— start of EXERCISE MATERIAL —

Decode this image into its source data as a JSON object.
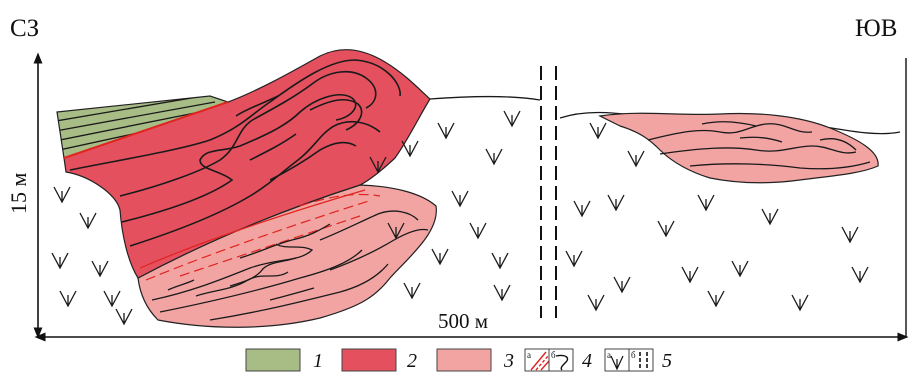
{
  "directions": {
    "left": "СЗ",
    "right": "ЮВ"
  },
  "scale": {
    "vertical": "15 м",
    "horizontal": "500 м"
  },
  "colors": {
    "unit1": "#a8bc86",
    "unit2": "#e5505f",
    "unit3": "#f2a4a3",
    "fault": "#e0241f",
    "line": "#1a1a1a"
  },
  "legend": [
    {
      "label": "1",
      "type": "swatch",
      "color": "#a8bc86"
    },
    {
      "label": "2",
      "type": "swatch",
      "color": "#e5505f"
    },
    {
      "label": "3",
      "type": "swatch",
      "color": "#f2a4a3"
    },
    {
      "label": "4",
      "type": "symbols",
      "subs": [
        "а",
        "б"
      ],
      "icons": [
        "red-hatch-icon",
        "fold-hook-icon"
      ]
    },
    {
      "label": "5",
      "type": "symbols",
      "subs": [
        "а",
        "б"
      ],
      "icons": [
        "volcanic-v-icon",
        "dashed-fault-icon"
      ]
    }
  ]
}
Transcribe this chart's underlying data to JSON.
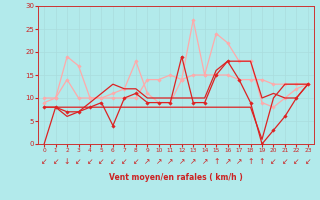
{
  "xlabel": "Vent moyen/en rafales ( km/h )",
  "xlim": [
    -0.5,
    23.5
  ],
  "ylim": [
    0,
    30
  ],
  "xticks": [
    0,
    1,
    2,
    3,
    4,
    5,
    6,
    7,
    8,
    9,
    10,
    11,
    12,
    13,
    14,
    15,
    16,
    17,
    18,
    19,
    20,
    21,
    22,
    23
  ],
  "yticks": [
    0,
    5,
    10,
    15,
    20,
    25,
    30
  ],
  "background_color": "#b2eaeb",
  "grid_color": "#c8e8e8",
  "lines": [
    {
      "x": [
        0,
        1,
        2,
        3,
        4,
        5,
        6,
        7,
        8,
        9,
        10,
        11,
        12,
        13,
        14,
        15,
        16,
        17,
        18,
        19,
        20,
        21,
        22,
        23
      ],
      "y": [
        9,
        10,
        19,
        17,
        10,
        10,
        11,
        12,
        18,
        11,
        9,
        9,
        14,
        27,
        15,
        24,
        22,
        18,
        18,
        9,
        8,
        10,
        12,
        13
      ],
      "color": "#ffaaaa",
      "lw": 0.9,
      "marker": "D",
      "ms": 1.8,
      "zorder": 2
    },
    {
      "x": [
        0,
        1,
        2,
        3,
        4,
        5,
        6,
        7,
        8,
        9,
        10,
        11,
        12,
        13,
        14,
        15,
        16,
        17,
        18,
        19,
        20,
        21,
        22,
        23
      ],
      "y": [
        10,
        10,
        14,
        10,
        10,
        10,
        10,
        10,
        10,
        14,
        14,
        15,
        14,
        15,
        15,
        15,
        15,
        14,
        14,
        14,
        13,
        13,
        13,
        13
      ],
      "color": "#ffaaaa",
      "lw": 0.9,
      "marker": "D",
      "ms": 1.8,
      "zorder": 2
    },
    {
      "x": [
        0,
        1,
        2,
        3,
        4,
        5,
        6,
        7,
        8,
        9,
        10,
        11,
        12,
        13,
        14,
        15,
        16,
        17,
        18,
        19,
        20,
        21,
        22,
        23
      ],
      "y": [
        8,
        8,
        6,
        7,
        9,
        11,
        13,
        12,
        12,
        10,
        10,
        10,
        10,
        10,
        10,
        16,
        18,
        18,
        18,
        10,
        11,
        10,
        10,
        13
      ],
      "color": "#dd2222",
      "lw": 0.9,
      "marker": null,
      "ms": 0,
      "zorder": 3
    },
    {
      "x": [
        0,
        1,
        2,
        3,
        4,
        5,
        6,
        7,
        8,
        9,
        10,
        11,
        12,
        13,
        14,
        15,
        16,
        17,
        18,
        19,
        20,
        21,
        22,
        23
      ],
      "y": [
        8,
        8,
        7,
        7,
        8,
        9,
        4,
        10,
        11,
        9,
        9,
        9,
        19,
        9,
        9,
        15,
        18,
        14,
        9,
        0,
        3,
        6,
        10,
        13
      ],
      "color": "#dd2222",
      "lw": 0.9,
      "marker": "D",
      "ms": 1.8,
      "zorder": 3
    },
    {
      "x": [
        0,
        1,
        2,
        3,
        4,
        5,
        6,
        7,
        8,
        9,
        10,
        11,
        12,
        13,
        14,
        15,
        16,
        17,
        18,
        19,
        20,
        21,
        22,
        23
      ],
      "y": [
        0,
        8,
        8,
        8,
        8,
        8,
        8,
        8,
        8,
        8,
        8,
        8,
        8,
        8,
        8,
        8,
        8,
        8,
        8,
        1,
        10,
        13,
        13,
        13
      ],
      "color": "#dd2222",
      "lw": 0.9,
      "marker": null,
      "ms": 0,
      "zorder": 3
    }
  ],
  "arrows": [
    "↙",
    "↙",
    "↓",
    "↙",
    "↙",
    "↙",
    "↙",
    "↙",
    "↙",
    "↗",
    "↗",
    "↗",
    "↗",
    "↗",
    "↗",
    "↑",
    "↗",
    "↗",
    "↑",
    "↑",
    "↙",
    "↙",
    "↙",
    "↙"
  ],
  "arrow_fontsize": 5.5
}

— end of EXERCISE MATERIAL —

#### TASK DETAILS
Repeat the records word for word. Any picture in them should be left out.

#### ANSWER TO THE EXERCISE
Decode this image into its source data as a JSON object.
{
  "directions": {
    "left": "СЗ",
    "right": "ЮВ"
  },
  "scale": {
    "vertical": "15 м",
    "horizontal": "500 м"
  },
  "colors": {
    "unit1": "#a8bc86",
    "unit2": "#e5505f",
    "unit3": "#f2a4a3",
    "fault": "#e0241f",
    "line": "#1a1a1a"
  },
  "legend": [
    {
      "label": "1",
      "type": "swatch",
      "color": "#a8bc86"
    },
    {
      "label": "2",
      "type": "swatch",
      "color": "#e5505f"
    },
    {
      "label": "3",
      "type": "swatch",
      "color": "#f2a4a3"
    },
    {
      "label": "4",
      "type": "symbols",
      "subs": [
        "а",
        "б"
      ],
      "icons": [
        "red-hatch-icon",
        "fold-hook-icon"
      ]
    },
    {
      "label": "5",
      "type": "symbols",
      "subs": [
        "а",
        "б"
      ],
      "icons": [
        "volcanic-v-icon",
        "dashed-fault-icon"
      ]
    }
  ]
}
Transcribe this chart's underlying data to JSON.
{
  "xlabel": "Vent moyen/en rafales ( km/h )",
  "xlim": [
    -0.5,
    23.5
  ],
  "ylim": [
    0,
    30
  ],
  "xticks": [
    0,
    1,
    2,
    3,
    4,
    5,
    6,
    7,
    8,
    9,
    10,
    11,
    12,
    13,
    14,
    15,
    16,
    17,
    18,
    19,
    20,
    21,
    22,
    23
  ],
  "yticks": [
    0,
    5,
    10,
    15,
    20,
    25,
    30
  ],
  "background_color": "#b2eaeb",
  "grid_color": "#c8e8e8",
  "lines": [
    {
      "x": [
        0,
        1,
        2,
        3,
        4,
        5,
        6,
        7,
        8,
        9,
        10,
        11,
        12,
        13,
        14,
        15,
        16,
        17,
        18,
        19,
        20,
        21,
        22,
        23
      ],
      "y": [
        9,
        10,
        19,
        17,
        10,
        10,
        11,
        12,
        18,
        11,
        9,
        9,
        14,
        27,
        15,
        24,
        22,
        18,
        18,
        9,
        8,
        10,
        12,
        13
      ],
      "color": "#ffaaaa",
      "lw": 0.9,
      "marker": "D",
      "ms": 1.8,
      "zorder": 2
    },
    {
      "x": [
        0,
        1,
        2,
        3,
        4,
        5,
        6,
        7,
        8,
        9,
        10,
        11,
        12,
        13,
        14,
        15,
        16,
        17,
        18,
        19,
        20,
        21,
        22,
        23
      ],
      "y": [
        10,
        10,
        14,
        10,
        10,
        10,
        10,
        10,
        10,
        14,
        14,
        15,
        14,
        15,
        15,
        15,
        15,
        14,
        14,
        14,
        13,
        13,
        13,
        13
      ],
      "color": "#ffaaaa",
      "lw": 0.9,
      "marker": "D",
      "ms": 1.8,
      "zorder": 2
    },
    {
      "x": [
        0,
        1,
        2,
        3,
        4,
        5,
        6,
        7,
        8,
        9,
        10,
        11,
        12,
        13,
        14,
        15,
        16,
        17,
        18,
        19,
        20,
        21,
        22,
        23
      ],
      "y": [
        8,
        8,
        6,
        7,
        9,
        11,
        13,
        12,
        12,
        10,
        10,
        10,
        10,
        10,
        10,
        16,
        18,
        18,
        18,
        10,
        11,
        10,
        10,
        13
      ],
      "color": "#dd2222",
      "lw": 0.9,
      "marker": null,
      "ms": 0,
      "zorder": 3
    },
    {
      "x": [
        0,
        1,
        2,
        3,
        4,
        5,
        6,
        7,
        8,
        9,
        10,
        11,
        12,
        13,
        14,
        15,
        16,
        17,
        18,
        19,
        20,
        21,
        22,
        23
      ],
      "y": [
        8,
        8,
        7,
        7,
        8,
        9,
        4,
        10,
        11,
        9,
        9,
        9,
        19,
        9,
        9,
        15,
        18,
        14,
        9,
        0,
        3,
        6,
        10,
        13
      ],
      "color": "#dd2222",
      "lw": 0.9,
      "marker": "D",
      "ms": 1.8,
      "zorder": 3
    },
    {
      "x": [
        0,
        1,
        2,
        3,
        4,
        5,
        6,
        7,
        8,
        9,
        10,
        11,
        12,
        13,
        14,
        15,
        16,
        17,
        18,
        19,
        20,
        21,
        22,
        23
      ],
      "y": [
        0,
        8,
        8,
        8,
        8,
        8,
        8,
        8,
        8,
        8,
        8,
        8,
        8,
        8,
        8,
        8,
        8,
        8,
        8,
        1,
        10,
        13,
        13,
        13
      ],
      "color": "#dd2222",
      "lw": 0.9,
      "marker": null,
      "ms": 0,
      "zorder": 3
    }
  ],
  "arrows": [
    "↙",
    "↙",
    "↓",
    "↙",
    "↙",
    "↙",
    "↙",
    "↙",
    "↙",
    "↗",
    "↗",
    "↗",
    "↗",
    "↗",
    "↗",
    "↑",
    "↗",
    "↗",
    "↑",
    "↑",
    "↙",
    "↙",
    "↙",
    "↙"
  ],
  "arrow_fontsize": 5.5
}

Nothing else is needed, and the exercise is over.